Set problem :: Repeat these rows word for word, leaving the pictures out of your answer.

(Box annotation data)
--*--

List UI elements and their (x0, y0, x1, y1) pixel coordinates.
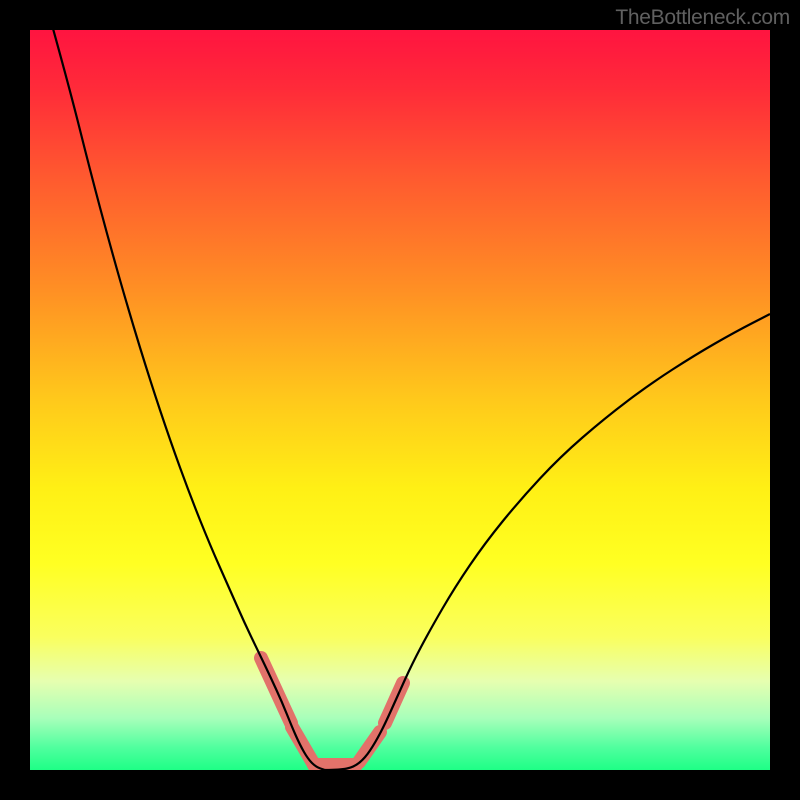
chart-curves (30, 30, 770, 770)
watermark-text: TheBottleneck.com (615, 6, 790, 30)
highlight-segments (261, 658, 403, 765)
plot-area (30, 30, 770, 770)
curve-left (52, 30, 325, 770)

--*--

In response ::
List UI elements and their (x0, y0, x1, y1) pixel coordinates.
chart-curves (30, 30, 770, 770)
watermark-text: TheBottleneck.com (615, 6, 790, 30)
highlight-segments (261, 658, 403, 765)
plot-area (30, 30, 770, 770)
curve-left (52, 30, 325, 770)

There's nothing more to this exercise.